— Start of EXTRACTED DATA —
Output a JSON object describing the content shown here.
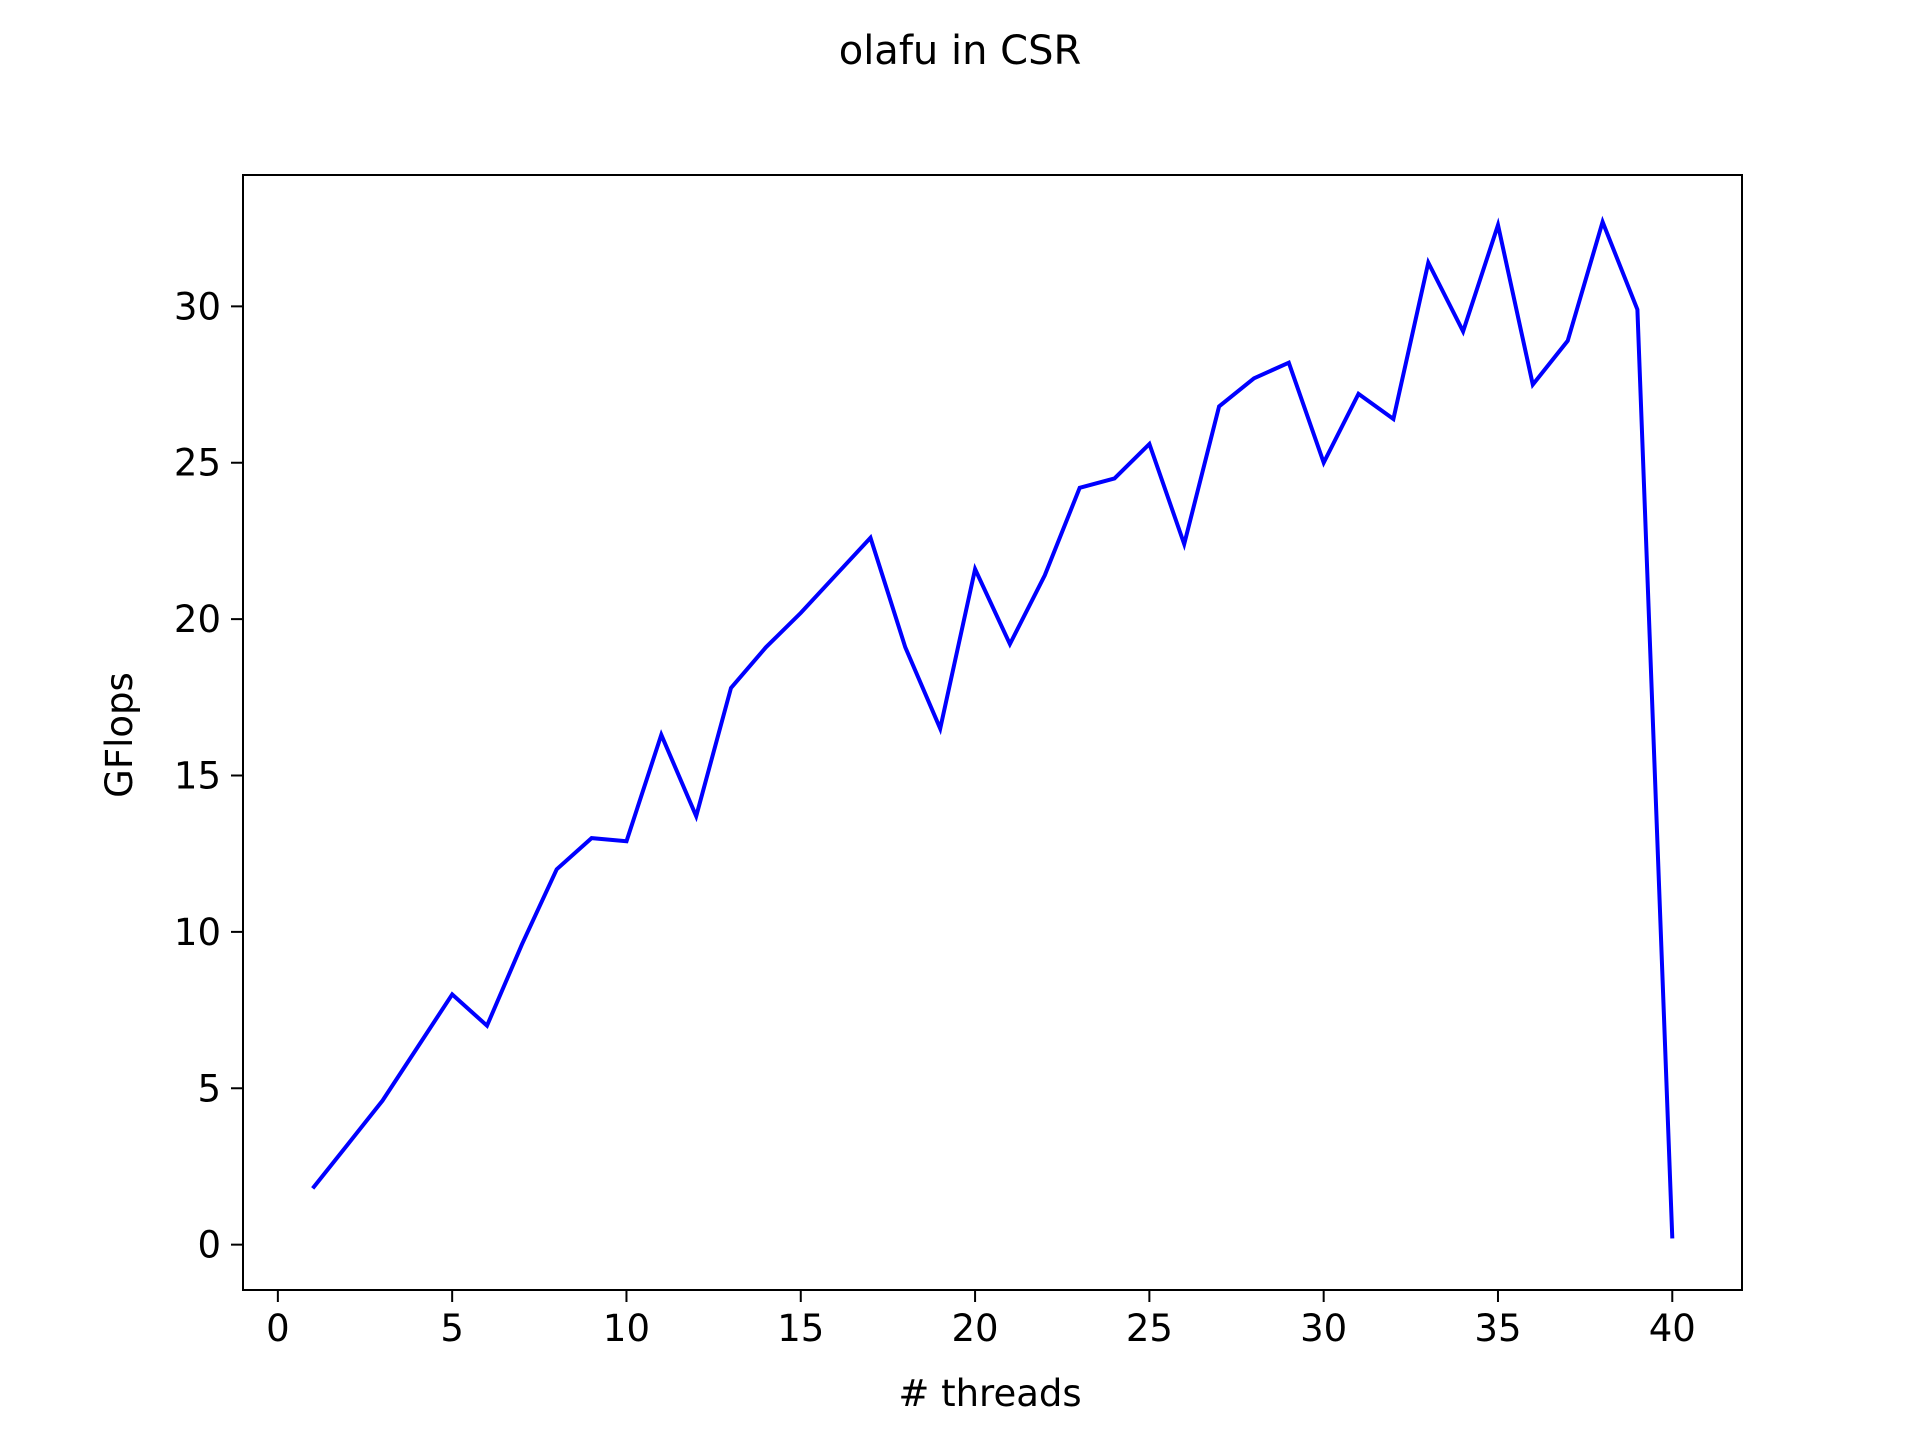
{
  "chart_data": {
    "type": "line",
    "title": "olafu in CSR",
    "xlabel": "# threads",
    "ylabel": "GFlops",
    "xlim": [
      -1,
      42
    ],
    "ylim": [
      -1.45,
      34.2
    ],
    "grid": false,
    "legend": "none",
    "xticks": [
      0,
      5,
      10,
      15,
      20,
      25,
      30,
      35,
      40
    ],
    "xtick_labels": [
      "0",
      "5",
      "10",
      "15",
      "20",
      "25",
      "30",
      "35",
      "40"
    ],
    "yticks": [
      0,
      5,
      10,
      15,
      20,
      25,
      30
    ],
    "ytick_labels": [
      "0",
      "5",
      "10",
      "15",
      "20",
      "25",
      "30"
    ],
    "series": [
      {
        "color": "#0000ff",
        "x": [
          1,
          2,
          3,
          4,
          5,
          6,
          7,
          8,
          9,
          10,
          11,
          12,
          13,
          14,
          15,
          16,
          17,
          18,
          19,
          20,
          21,
          22,
          23,
          24,
          25,
          26,
          27,
          28,
          29,
          30,
          31,
          32,
          33,
          34,
          35,
          36,
          37,
          38,
          39,
          40
        ],
        "y": [
          1.8,
          3.2,
          4.6,
          6.3,
          8.0,
          7.0,
          9.6,
          12.0,
          13.0,
          12.9,
          16.3,
          13.7,
          17.8,
          19.1,
          20.2,
          21.4,
          22.6,
          19.1,
          16.5,
          21.6,
          19.2,
          21.4,
          24.2,
          24.5,
          25.6,
          22.4,
          26.8,
          27.7,
          28.2,
          25.0,
          27.2,
          26.4,
          31.4,
          29.2,
          32.6,
          27.5,
          28.9,
          32.7,
          29.9,
          0.2
        ]
      }
    ]
  }
}
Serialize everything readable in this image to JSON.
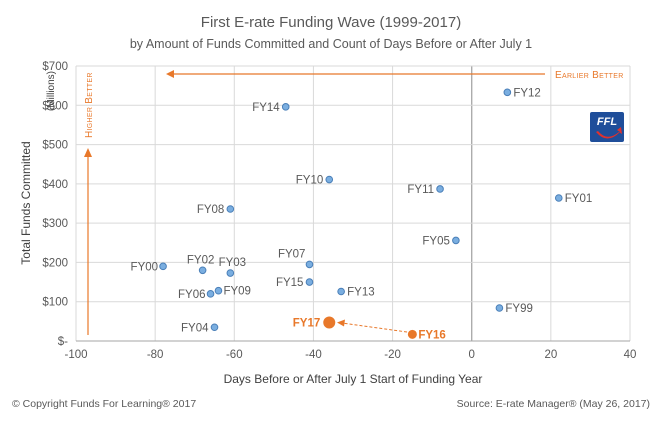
{
  "chart_data": {
    "type": "scatter",
    "title": "First E-rate Funding Wave  (1999-2017)",
    "subtitle": "by Amount of Funds Committed and Count of Days Before or After July 1",
    "xlabel": "Days Before or After July 1 Start of Funding Year",
    "ylabel": "Total Funds Committed",
    "ylabel_unit": "(Millions)",
    "xlim": [
      -100,
      40
    ],
    "ylim": [
      0,
      700
    ],
    "x_ticks": [
      "-100",
      "-80",
      "-60",
      "-40",
      "-20",
      "0",
      "20",
      "40"
    ],
    "y_ticks": [
      "$-",
      "$100",
      "$200",
      "$300",
      "$400",
      "$500",
      "$600",
      "$700"
    ],
    "grid": true,
    "points": [
      {
        "label": "FY14",
        "x": -47,
        "y": 596,
        "highlight": false
      },
      {
        "label": "FY12",
        "x": 9,
        "y": 633,
        "highlight": false
      },
      {
        "label": "FY01",
        "x": 22,
        "y": 364,
        "highlight": false
      },
      {
        "label": "FY10",
        "x": -36,
        "y": 411,
        "highlight": false
      },
      {
        "label": "FY11",
        "x": -8,
        "y": 387,
        "highlight": false
      },
      {
        "label": "FY08",
        "x": -61,
        "y": 336,
        "highlight": false
      },
      {
        "label": "FY05",
        "x": -4,
        "y": 256,
        "highlight": false
      },
      {
        "label": "FY00",
        "x": -78,
        "y": 190,
        "highlight": false
      },
      {
        "label": "FY02",
        "x": -68,
        "y": 180,
        "highlight": false
      },
      {
        "label": "FY03",
        "x": -61,
        "y": 173,
        "highlight": false
      },
      {
        "label": "FY07",
        "x": -41,
        "y": 195,
        "highlight": false
      },
      {
        "label": "FY15",
        "x": -41,
        "y": 150,
        "highlight": false
      },
      {
        "label": "FY13",
        "x": -33,
        "y": 126,
        "highlight": false
      },
      {
        "label": "FY06",
        "x": -66,
        "y": 120,
        "highlight": false
      },
      {
        "label": "FY09",
        "x": -64,
        "y": 128,
        "highlight": false
      },
      {
        "label": "FY99",
        "x": 7,
        "y": 84,
        "highlight": false
      },
      {
        "label": "FY04",
        "x": -65,
        "y": 35,
        "highlight": false
      },
      {
        "label": "FY17",
        "x": -36,
        "y": 47,
        "highlight": true
      },
      {
        "label": "FY16",
        "x": -15,
        "y": 17,
        "highlight": true
      }
    ],
    "annotations": {
      "earlier_better": "Earlier Better",
      "higher_better": "Higher Better"
    },
    "colors": {
      "point": "#7aaee0",
      "point_stroke": "#4a7fb8",
      "highlight": "#e8782a"
    }
  },
  "logo": {
    "text": "FFL"
  },
  "footer": {
    "left": "© Copyright Funds For Learning® 2017",
    "right": "Source: E-rate Manager® (May 26, 2017)"
  }
}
— End of EXTRACTED DATA —
- AIM OF THE EXERCISE: Restate each entry word for word, please, but drop any images it holds.

- WRITTEN ANSWER:
Output a JSON object describing the content shown here.
{
  "chart_data": {
    "type": "line",
    "title": "olafu in CSR",
    "xlabel": "# threads",
    "ylabel": "GFlops",
    "xlim": [
      -1,
      42
    ],
    "ylim": [
      -1.45,
      34.2
    ],
    "grid": false,
    "legend": "none",
    "xticks": [
      0,
      5,
      10,
      15,
      20,
      25,
      30,
      35,
      40
    ],
    "xtick_labels": [
      "0",
      "5",
      "10",
      "15",
      "20",
      "25",
      "30",
      "35",
      "40"
    ],
    "yticks": [
      0,
      5,
      10,
      15,
      20,
      25,
      30
    ],
    "ytick_labels": [
      "0",
      "5",
      "10",
      "15",
      "20",
      "25",
      "30"
    ],
    "series": [
      {
        "color": "#0000ff",
        "x": [
          1,
          2,
          3,
          4,
          5,
          6,
          7,
          8,
          9,
          10,
          11,
          12,
          13,
          14,
          15,
          16,
          17,
          18,
          19,
          20,
          21,
          22,
          23,
          24,
          25,
          26,
          27,
          28,
          29,
          30,
          31,
          32,
          33,
          34,
          35,
          36,
          37,
          38,
          39,
          40
        ],
        "y": [
          1.8,
          3.2,
          4.6,
          6.3,
          8.0,
          7.0,
          9.6,
          12.0,
          13.0,
          12.9,
          16.3,
          13.7,
          17.8,
          19.1,
          20.2,
          21.4,
          22.6,
          19.1,
          16.5,
          21.6,
          19.2,
          21.4,
          24.2,
          24.5,
          25.6,
          22.4,
          26.8,
          27.7,
          28.2,
          25.0,
          27.2,
          26.4,
          31.4,
          29.2,
          32.6,
          27.5,
          28.9,
          32.7,
          29.9,
          0.2
        ]
      }
    ]
  }
}
Serialize everything readable in this image to JSON.
{
  "chart_data": {
    "type": "scatter",
    "title": "First E-rate Funding Wave  (1999-2017)",
    "subtitle": "by Amount of Funds Committed and Count of Days Before or After July 1",
    "xlabel": "Days Before or After July 1 Start of Funding Year",
    "ylabel": "Total Funds Committed",
    "ylabel_unit": "(Millions)",
    "xlim": [
      -100,
      40
    ],
    "ylim": [
      0,
      700
    ],
    "x_ticks": [
      "-100",
      "-80",
      "-60",
      "-40",
      "-20",
      "0",
      "20",
      "40"
    ],
    "y_ticks": [
      "$-",
      "$100",
      "$200",
      "$300",
      "$400",
      "$500",
      "$600",
      "$700"
    ],
    "grid": true,
    "points": [
      {
        "label": "FY14",
        "x": -47,
        "y": 596,
        "highlight": false
      },
      {
        "label": "FY12",
        "x": 9,
        "y": 633,
        "highlight": false
      },
      {
        "label": "FY01",
        "x": 22,
        "y": 364,
        "highlight": false
      },
      {
        "label": "FY10",
        "x": -36,
        "y": 411,
        "highlight": false
      },
      {
        "label": "FY11",
        "x": -8,
        "y": 387,
        "highlight": false
      },
      {
        "label": "FY08",
        "x": -61,
        "y": 336,
        "highlight": false
      },
      {
        "label": "FY05",
        "x": -4,
        "y": 256,
        "highlight": false
      },
      {
        "label": "FY00",
        "x": -78,
        "y": 190,
        "highlight": false
      },
      {
        "label": "FY02",
        "x": -68,
        "y": 180,
        "highlight": false
      },
      {
        "label": "FY03",
        "x": -61,
        "y": 173,
        "highlight": false
      },
      {
        "label": "FY07",
        "x": -41,
        "y": 195,
        "highlight": false
      },
      {
        "label": "FY15",
        "x": -41,
        "y": 150,
        "highlight": false
      },
      {
        "label": "FY13",
        "x": -33,
        "y": 126,
        "highlight": false
      },
      {
        "label": "FY06",
        "x": -66,
        "y": 120,
        "highlight": false
      },
      {
        "label": "FY09",
        "x": -64,
        "y": 128,
        "highlight": false
      },
      {
        "label": "FY99",
        "x": 7,
        "y": 84,
        "highlight": false
      },
      {
        "label": "FY04",
        "x": -65,
        "y": 35,
        "highlight": false
      },
      {
        "label": "FY17",
        "x": -36,
        "y": 47,
        "highlight": true
      },
      {
        "label": "FY16",
        "x": -15,
        "y": 17,
        "highlight": true
      }
    ],
    "annotations": {
      "earlier_better": "Earlier Better",
      "higher_better": "Higher Better"
    },
    "colors": {
      "point": "#7aaee0",
      "point_stroke": "#4a7fb8",
      "highlight": "#e8782a"
    }
  },
  "logo": {
    "text": "FFL"
  },
  "footer": {
    "left": "© Copyright Funds For Learning® 2017",
    "right": "Source: E-rate Manager® (May 26, 2017)"
  }
}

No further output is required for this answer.